SET TASK:
Transcribe all the records with complete accuracy.

(Stored items)

%%

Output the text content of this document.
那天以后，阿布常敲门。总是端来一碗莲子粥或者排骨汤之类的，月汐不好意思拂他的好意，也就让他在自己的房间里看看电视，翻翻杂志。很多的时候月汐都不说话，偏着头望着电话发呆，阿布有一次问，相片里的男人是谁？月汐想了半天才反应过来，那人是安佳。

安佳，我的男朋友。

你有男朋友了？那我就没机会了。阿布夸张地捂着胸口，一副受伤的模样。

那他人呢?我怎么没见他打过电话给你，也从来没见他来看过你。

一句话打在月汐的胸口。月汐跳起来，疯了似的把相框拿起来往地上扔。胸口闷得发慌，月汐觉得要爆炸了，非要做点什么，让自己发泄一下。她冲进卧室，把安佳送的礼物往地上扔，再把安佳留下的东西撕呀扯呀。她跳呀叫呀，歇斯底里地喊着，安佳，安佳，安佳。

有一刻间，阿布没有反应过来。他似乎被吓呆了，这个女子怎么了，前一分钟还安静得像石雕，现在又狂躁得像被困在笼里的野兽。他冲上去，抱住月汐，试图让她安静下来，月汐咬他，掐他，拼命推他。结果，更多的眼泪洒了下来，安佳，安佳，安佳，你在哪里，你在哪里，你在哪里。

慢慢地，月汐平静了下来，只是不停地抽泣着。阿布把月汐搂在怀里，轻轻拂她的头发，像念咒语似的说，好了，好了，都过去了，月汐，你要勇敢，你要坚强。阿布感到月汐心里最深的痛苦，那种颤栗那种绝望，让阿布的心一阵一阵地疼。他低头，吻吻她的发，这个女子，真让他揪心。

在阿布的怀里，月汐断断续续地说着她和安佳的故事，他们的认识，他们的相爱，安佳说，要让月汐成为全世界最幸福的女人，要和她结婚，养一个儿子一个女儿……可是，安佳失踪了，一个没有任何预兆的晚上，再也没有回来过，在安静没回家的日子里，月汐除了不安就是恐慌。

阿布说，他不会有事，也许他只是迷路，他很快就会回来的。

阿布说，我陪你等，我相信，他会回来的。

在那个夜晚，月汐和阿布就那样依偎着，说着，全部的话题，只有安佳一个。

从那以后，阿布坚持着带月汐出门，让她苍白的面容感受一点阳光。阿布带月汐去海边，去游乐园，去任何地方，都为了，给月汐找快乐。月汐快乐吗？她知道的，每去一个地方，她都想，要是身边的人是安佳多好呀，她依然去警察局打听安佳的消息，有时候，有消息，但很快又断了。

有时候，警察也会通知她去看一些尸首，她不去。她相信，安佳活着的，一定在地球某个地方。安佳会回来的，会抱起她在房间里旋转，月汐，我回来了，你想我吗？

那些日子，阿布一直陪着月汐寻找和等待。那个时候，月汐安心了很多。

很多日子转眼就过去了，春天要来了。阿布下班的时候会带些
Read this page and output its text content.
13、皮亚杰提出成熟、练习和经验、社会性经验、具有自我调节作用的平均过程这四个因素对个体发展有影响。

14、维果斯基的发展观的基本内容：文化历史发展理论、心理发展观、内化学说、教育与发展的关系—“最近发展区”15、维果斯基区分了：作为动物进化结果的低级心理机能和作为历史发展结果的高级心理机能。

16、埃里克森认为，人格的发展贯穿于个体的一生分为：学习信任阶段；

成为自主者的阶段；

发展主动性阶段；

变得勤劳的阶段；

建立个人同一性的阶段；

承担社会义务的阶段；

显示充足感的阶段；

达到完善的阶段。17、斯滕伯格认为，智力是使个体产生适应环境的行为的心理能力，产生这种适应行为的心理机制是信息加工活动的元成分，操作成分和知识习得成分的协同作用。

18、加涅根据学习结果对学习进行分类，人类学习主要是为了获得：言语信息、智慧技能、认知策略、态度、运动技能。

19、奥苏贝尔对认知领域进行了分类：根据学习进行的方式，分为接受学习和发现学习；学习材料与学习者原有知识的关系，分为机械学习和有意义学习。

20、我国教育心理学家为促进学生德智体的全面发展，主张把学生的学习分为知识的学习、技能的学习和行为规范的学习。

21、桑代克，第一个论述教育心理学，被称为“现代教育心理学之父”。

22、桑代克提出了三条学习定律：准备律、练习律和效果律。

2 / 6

%%

RESULT FOR THIS EXERCISE:
Output the text content of this document.
那天以后，阿布常敲门。总是端来一碗莲子粥或者排骨汤之类的，月汐不好意思拂他的好意，也就让他在自己的房间里看看电视，翻翻杂志。很多的时候月汐都不说话，偏着头望着电话发呆，阿布有一次问，相片里的男人是谁？月汐想了半天才反应过来，那人是安佳。

安佳，我的男朋友。

你有男朋友了？那我就没机会了。阿布夸张地捂着胸口，一副受伤的模样。

那他人呢?我怎么没见他打过电话给你，也从来没见他来看过你。

一句话打在月汐的胸口。月汐跳起来，疯了似的把相框拿起来往地上扔。胸口闷得发慌，月汐觉得要爆炸了，非要做点什么，让自己发泄一下。她冲进卧室，把安佳送的礼物往地上扔，再把安佳留下的东西撕呀扯呀。她跳呀叫呀，歇斯底里地喊着，安佳，安佳，安佳。

有一刻间，阿布没有反应过来。他似乎被吓呆了，这个女子怎么了，前一分钟还安静得像石雕，现在又狂躁得像被困在笼里的野兽。他冲上去，抱住月汐，试图让她安静下来，月汐咬他，掐他，拼命推他。结果，更多的眼泪洒了下来，安佳，安佳，安佳，你在哪里，你在哪里，你在哪里。

慢慢地，月汐平静了下来，只是不停地抽泣着。阿布把月汐搂在怀里，轻轻拂她的头发，像念咒语似的说，好了，好了，都过去了，月汐，你要勇敢，你要坚强。阿布感到月汐心里最深的痛苦，那种颤栗那种绝望，让阿布的心一阵一阵地疼。他低头，吻吻她的发，这个女子，真让他揪心。

在阿布的怀里，月汐断断续续地说着她和安佳的故事，他们的认识，他们的相爱，安佳说，要让月汐成为全世界最幸福的女人，要和她结婚，养一个儿子一个女儿……可是，安佳失踪了，一个没有任何预兆的晚上，再也没有回来过，在安静没回家的日子里，月汐除了不安就是恐慌。

阿布说，他不会有事，也许他只是迷路，他很快就会回来的。

阿布说，我陪你等，我相信，他会回来的。

在那个夜晚，月汐和阿布就那样依偎着，说着，全部的话题，只有安佳一个。

从那以后，阿布坚持着带月汐出门，让她苍白的面容感受一点阳光。阿布带月汐去海边，去游乐园，去任何地方，都为了，给月汐找快乐。月汐快乐吗？她知道的，每去一个地方，她都想，要是身边的人是安佳多好呀，她依然去警察局打听安佳的消息，有时候，有消息，但很快又断了。

有时候，警察也会通知她去看一些尸首，她不去。她相信，安佳活着的，一定在地球某个地方。安佳会回来的，会抱起她在房间里旋转，月汐，我回来了，你想我吗？

那些日子，阿布一直陪着月汐寻找和等待。那个时候，月汐安心了很多。

很多日子转眼就过去了，春天要来了。阿布下班的时候会带些
Read this page and output its text content.
13、皮亚杰提出成熟、练习和经验、社会性经验、具有自我调节作用的平均过程这四个因素对个体发展有影响。

14、维果斯基的发展观的基本内容：文化历史发展理论、心理发展观、内化学说、教育与发展的关系—“最近发展区”15、维果斯基区分了：作为动物进化结果的低级心理机能和作为历史发展结果的高级心理机能。

16、埃里克森认为，人格的发展贯穿于个体的一生分为：学习信任阶段；

成为自主者的阶段；

发展主动性阶段；

变得勤劳的阶段；

建立个人同一性的阶段；

承担社会义务的阶段；

显示充足感的阶段；

达到完善的阶段。17、斯滕伯格认为，智力是使个体产生适应环境的行为的心理能力，产生这种适应行为的心理机制是信息加工活动的元成分，操作成分和知识习得成分的协同作用。

18、加涅根据学习结果对学习进行分类，人类学习主要是为了获得：言语信息、智慧技能、认知策略、态度、运动技能。

19、奥苏贝尔对认知领域进行了分类：根据学习进行的方式，分为接受学习和发现学习；学习材料与学习者原有知识的关系，分为机械学习和有意义学习。

20、我国教育心理学家为促进学生德智体的全面发展，主张把学生的学习分为知识的学习、技能的学习和行为规范的学习。

21、桑代克，第一个论述教育心理学，被称为“现代教育心理学之父”。

22、桑代克提出了三条学习定律：准备律、练习律和效果律。

2 / 6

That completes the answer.